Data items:
------------------------------

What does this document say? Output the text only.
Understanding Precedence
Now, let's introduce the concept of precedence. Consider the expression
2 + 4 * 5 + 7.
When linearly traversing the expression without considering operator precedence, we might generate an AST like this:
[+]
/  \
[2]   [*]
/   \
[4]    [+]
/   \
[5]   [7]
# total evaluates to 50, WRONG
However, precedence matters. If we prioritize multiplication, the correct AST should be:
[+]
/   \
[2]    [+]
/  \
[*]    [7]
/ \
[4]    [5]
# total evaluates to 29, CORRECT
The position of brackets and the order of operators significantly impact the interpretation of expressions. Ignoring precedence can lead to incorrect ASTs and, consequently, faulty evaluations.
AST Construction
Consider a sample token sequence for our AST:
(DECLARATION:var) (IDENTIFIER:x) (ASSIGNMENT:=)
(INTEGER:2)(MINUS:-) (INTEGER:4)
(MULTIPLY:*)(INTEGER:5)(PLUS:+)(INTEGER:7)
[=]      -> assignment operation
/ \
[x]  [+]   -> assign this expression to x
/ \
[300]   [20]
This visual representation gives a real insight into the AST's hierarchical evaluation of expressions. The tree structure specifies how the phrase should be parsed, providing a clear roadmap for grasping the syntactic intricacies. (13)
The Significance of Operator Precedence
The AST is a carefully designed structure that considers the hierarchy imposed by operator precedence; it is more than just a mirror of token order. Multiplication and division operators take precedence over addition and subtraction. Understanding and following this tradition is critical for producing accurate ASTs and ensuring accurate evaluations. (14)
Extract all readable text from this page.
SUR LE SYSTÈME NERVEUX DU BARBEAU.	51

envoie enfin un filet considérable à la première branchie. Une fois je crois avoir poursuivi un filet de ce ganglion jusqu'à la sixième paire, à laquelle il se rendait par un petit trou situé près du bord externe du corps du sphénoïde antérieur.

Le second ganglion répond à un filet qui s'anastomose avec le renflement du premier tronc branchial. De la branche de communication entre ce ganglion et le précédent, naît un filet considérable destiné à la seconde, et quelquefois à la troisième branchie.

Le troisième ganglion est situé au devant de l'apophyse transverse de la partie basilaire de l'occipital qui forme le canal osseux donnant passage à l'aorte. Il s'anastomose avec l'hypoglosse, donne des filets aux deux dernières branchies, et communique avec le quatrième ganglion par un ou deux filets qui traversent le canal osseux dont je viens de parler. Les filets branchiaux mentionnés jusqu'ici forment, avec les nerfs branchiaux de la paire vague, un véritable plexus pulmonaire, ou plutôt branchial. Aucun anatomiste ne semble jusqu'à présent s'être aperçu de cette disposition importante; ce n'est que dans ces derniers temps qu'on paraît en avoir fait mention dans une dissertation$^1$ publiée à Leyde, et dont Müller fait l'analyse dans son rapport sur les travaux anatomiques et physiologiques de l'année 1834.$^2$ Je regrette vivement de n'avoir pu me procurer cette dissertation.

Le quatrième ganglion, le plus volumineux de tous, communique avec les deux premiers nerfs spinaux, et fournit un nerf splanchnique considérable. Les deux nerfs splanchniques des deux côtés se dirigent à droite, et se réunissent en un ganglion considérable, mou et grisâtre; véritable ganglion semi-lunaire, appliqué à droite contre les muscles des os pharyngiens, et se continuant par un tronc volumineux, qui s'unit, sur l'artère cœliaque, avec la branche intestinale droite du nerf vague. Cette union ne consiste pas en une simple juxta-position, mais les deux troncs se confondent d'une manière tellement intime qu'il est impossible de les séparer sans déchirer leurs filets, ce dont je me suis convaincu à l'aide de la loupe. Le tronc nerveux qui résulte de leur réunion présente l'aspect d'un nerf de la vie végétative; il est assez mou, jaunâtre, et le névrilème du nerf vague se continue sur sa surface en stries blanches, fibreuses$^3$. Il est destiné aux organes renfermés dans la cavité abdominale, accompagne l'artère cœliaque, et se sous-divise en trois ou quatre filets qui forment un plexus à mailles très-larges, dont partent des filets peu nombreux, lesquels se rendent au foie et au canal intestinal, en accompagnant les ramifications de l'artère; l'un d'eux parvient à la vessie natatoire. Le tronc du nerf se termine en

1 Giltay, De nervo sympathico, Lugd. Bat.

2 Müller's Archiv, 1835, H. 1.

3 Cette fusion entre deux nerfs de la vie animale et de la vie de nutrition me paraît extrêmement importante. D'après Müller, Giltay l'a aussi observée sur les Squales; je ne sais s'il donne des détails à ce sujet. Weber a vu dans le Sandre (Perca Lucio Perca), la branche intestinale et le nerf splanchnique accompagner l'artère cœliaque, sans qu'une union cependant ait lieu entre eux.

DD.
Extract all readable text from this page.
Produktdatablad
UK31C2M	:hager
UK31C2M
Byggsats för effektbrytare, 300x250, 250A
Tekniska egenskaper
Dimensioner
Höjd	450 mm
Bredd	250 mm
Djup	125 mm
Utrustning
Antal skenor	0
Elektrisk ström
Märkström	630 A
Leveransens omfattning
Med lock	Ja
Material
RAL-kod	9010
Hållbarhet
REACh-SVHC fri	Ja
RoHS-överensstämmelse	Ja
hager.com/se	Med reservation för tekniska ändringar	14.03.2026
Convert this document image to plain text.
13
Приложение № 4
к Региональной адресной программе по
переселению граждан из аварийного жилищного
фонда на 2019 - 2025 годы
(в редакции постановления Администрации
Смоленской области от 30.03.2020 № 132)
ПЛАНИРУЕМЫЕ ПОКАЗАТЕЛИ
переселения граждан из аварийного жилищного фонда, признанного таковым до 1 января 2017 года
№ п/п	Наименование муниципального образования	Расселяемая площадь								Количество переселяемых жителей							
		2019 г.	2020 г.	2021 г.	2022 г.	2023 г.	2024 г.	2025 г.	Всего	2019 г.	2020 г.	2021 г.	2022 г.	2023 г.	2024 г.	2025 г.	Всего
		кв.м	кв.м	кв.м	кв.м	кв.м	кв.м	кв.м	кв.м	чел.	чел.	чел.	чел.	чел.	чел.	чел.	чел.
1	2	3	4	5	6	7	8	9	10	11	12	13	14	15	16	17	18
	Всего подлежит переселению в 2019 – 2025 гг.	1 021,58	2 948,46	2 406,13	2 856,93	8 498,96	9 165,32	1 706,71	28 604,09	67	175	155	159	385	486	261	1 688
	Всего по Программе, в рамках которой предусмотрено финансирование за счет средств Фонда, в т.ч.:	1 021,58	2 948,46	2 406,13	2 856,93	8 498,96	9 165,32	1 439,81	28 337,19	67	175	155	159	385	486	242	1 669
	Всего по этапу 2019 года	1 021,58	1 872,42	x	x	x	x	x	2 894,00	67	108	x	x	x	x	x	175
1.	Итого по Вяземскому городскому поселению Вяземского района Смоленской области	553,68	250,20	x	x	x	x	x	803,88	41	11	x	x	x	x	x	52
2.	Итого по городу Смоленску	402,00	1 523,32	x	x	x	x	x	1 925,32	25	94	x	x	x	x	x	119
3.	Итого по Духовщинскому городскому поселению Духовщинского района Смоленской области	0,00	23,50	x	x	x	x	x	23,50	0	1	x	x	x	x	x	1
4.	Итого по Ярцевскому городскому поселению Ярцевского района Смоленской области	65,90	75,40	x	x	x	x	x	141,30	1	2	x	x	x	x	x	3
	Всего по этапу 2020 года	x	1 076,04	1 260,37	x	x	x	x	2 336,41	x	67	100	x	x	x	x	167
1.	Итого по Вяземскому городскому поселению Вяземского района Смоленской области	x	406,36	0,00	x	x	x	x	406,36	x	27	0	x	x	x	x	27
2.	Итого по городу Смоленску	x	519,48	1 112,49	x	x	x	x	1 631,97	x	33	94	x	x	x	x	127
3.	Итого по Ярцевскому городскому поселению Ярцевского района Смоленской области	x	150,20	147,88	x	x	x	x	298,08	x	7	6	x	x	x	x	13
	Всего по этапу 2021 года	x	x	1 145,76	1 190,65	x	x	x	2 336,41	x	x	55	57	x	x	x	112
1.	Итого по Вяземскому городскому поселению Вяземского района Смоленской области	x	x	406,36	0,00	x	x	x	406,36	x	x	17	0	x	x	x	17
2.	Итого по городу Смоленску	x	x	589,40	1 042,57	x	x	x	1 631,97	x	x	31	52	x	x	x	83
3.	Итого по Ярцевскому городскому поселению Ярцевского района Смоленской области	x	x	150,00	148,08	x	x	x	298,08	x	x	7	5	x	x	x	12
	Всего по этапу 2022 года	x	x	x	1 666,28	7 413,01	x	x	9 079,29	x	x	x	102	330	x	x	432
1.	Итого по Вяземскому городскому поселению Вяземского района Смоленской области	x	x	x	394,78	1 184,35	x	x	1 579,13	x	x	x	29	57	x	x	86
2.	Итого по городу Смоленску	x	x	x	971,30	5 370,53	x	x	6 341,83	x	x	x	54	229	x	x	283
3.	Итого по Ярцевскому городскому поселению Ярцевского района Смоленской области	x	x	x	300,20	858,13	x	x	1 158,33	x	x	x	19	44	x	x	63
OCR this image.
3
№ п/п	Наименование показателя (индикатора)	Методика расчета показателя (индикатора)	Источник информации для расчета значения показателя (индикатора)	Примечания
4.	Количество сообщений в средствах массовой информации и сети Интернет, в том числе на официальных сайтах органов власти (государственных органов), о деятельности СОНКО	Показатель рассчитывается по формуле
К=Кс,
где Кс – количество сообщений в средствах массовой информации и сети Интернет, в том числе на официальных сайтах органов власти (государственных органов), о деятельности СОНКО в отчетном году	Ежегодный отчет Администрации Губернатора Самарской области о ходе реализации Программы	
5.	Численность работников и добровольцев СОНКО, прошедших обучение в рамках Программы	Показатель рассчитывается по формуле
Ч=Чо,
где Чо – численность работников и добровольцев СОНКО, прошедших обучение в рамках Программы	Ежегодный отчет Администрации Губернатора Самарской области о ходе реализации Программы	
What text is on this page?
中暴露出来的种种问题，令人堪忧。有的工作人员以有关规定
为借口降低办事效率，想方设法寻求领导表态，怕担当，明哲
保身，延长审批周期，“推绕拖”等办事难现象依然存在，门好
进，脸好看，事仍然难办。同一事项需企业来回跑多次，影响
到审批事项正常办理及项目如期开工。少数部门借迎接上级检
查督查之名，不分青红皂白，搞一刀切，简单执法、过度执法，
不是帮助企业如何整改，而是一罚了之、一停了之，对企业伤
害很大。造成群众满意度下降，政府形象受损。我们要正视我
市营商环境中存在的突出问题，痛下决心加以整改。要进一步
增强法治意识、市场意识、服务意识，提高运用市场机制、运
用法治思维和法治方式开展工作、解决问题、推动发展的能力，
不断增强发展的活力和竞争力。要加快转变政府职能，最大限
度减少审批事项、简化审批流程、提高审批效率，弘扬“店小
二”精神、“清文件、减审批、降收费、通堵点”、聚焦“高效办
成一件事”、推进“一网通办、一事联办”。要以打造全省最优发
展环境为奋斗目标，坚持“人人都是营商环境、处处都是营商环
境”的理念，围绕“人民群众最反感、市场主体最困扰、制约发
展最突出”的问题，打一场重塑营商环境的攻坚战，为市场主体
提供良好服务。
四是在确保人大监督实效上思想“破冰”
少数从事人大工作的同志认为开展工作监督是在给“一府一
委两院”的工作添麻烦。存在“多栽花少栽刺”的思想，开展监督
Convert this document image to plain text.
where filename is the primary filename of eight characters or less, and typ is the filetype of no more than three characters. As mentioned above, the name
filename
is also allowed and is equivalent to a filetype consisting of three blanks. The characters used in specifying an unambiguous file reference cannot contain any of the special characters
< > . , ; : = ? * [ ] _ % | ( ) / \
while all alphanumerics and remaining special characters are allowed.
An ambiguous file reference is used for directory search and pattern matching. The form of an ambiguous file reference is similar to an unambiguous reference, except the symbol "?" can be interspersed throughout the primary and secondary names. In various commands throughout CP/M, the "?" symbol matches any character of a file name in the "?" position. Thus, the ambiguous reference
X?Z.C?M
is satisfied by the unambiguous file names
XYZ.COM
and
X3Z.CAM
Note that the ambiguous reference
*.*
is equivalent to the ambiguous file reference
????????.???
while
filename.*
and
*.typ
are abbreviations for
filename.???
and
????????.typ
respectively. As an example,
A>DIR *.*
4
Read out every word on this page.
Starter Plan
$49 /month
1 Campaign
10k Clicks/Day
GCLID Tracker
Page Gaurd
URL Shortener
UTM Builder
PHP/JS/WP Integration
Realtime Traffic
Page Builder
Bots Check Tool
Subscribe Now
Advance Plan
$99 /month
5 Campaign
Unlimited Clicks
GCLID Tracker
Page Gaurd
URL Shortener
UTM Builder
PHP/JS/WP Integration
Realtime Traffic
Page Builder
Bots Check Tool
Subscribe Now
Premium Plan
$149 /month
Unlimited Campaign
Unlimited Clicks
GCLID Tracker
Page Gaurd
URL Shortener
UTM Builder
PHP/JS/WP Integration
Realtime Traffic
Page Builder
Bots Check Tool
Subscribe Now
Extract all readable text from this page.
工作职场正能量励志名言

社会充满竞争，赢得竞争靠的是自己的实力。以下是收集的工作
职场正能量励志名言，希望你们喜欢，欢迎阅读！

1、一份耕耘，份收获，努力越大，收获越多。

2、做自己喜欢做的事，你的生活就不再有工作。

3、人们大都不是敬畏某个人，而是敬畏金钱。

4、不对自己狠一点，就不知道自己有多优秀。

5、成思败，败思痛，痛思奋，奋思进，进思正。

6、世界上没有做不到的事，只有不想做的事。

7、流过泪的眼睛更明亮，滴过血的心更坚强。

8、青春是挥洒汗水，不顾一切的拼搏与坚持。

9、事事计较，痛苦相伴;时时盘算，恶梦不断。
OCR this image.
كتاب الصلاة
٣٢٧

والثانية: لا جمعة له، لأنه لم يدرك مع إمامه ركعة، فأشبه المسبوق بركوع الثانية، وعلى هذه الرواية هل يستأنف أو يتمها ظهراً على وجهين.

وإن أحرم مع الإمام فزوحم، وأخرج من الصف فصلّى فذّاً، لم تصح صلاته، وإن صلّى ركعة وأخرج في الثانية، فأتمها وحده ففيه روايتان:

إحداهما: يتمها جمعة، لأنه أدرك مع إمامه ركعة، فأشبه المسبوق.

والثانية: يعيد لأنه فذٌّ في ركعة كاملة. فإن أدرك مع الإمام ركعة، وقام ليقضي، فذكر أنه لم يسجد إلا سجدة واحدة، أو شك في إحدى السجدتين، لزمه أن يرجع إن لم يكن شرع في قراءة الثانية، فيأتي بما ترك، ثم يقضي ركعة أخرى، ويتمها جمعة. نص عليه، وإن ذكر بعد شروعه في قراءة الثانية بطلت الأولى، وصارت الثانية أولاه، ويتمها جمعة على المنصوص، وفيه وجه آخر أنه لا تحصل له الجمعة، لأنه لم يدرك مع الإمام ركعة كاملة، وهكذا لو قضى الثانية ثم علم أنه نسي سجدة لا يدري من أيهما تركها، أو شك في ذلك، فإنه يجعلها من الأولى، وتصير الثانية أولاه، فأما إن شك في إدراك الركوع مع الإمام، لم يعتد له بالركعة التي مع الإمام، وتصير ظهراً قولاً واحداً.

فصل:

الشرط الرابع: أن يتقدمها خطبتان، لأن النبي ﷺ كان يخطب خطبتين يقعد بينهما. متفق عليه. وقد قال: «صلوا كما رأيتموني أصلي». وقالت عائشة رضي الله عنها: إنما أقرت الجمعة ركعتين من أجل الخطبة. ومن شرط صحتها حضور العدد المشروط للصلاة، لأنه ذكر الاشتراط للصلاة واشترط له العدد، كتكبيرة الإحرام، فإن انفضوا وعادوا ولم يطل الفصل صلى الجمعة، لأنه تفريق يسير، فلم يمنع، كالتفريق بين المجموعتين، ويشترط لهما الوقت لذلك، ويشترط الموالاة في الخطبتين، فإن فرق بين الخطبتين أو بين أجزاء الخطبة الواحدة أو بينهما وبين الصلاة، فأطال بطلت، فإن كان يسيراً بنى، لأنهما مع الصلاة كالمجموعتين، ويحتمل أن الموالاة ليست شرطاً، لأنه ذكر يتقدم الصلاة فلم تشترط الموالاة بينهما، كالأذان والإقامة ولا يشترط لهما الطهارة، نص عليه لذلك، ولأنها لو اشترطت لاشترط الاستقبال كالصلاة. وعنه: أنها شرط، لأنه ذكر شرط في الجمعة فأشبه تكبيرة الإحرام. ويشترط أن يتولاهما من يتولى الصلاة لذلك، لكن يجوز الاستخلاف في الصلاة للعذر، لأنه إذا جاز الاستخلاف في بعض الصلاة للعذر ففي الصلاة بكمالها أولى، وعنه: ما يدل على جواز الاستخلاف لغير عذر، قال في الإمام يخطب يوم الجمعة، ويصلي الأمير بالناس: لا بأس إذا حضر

------------------------------

• [WHAT THE EXERCISE ASKS] Copy every line of the records above that contains "переселению".

• [SOLUTION BELOW]
переселению граждан из аварийного жилищного
	Всего подлежит переселению в 2019 – 2025 гг.	1 021,58	2 948,46	2 406,13	2 856,93	8 498,96	9 165,32	1 706,71	28 604,09	67	175	155	159	385	486	261	1 688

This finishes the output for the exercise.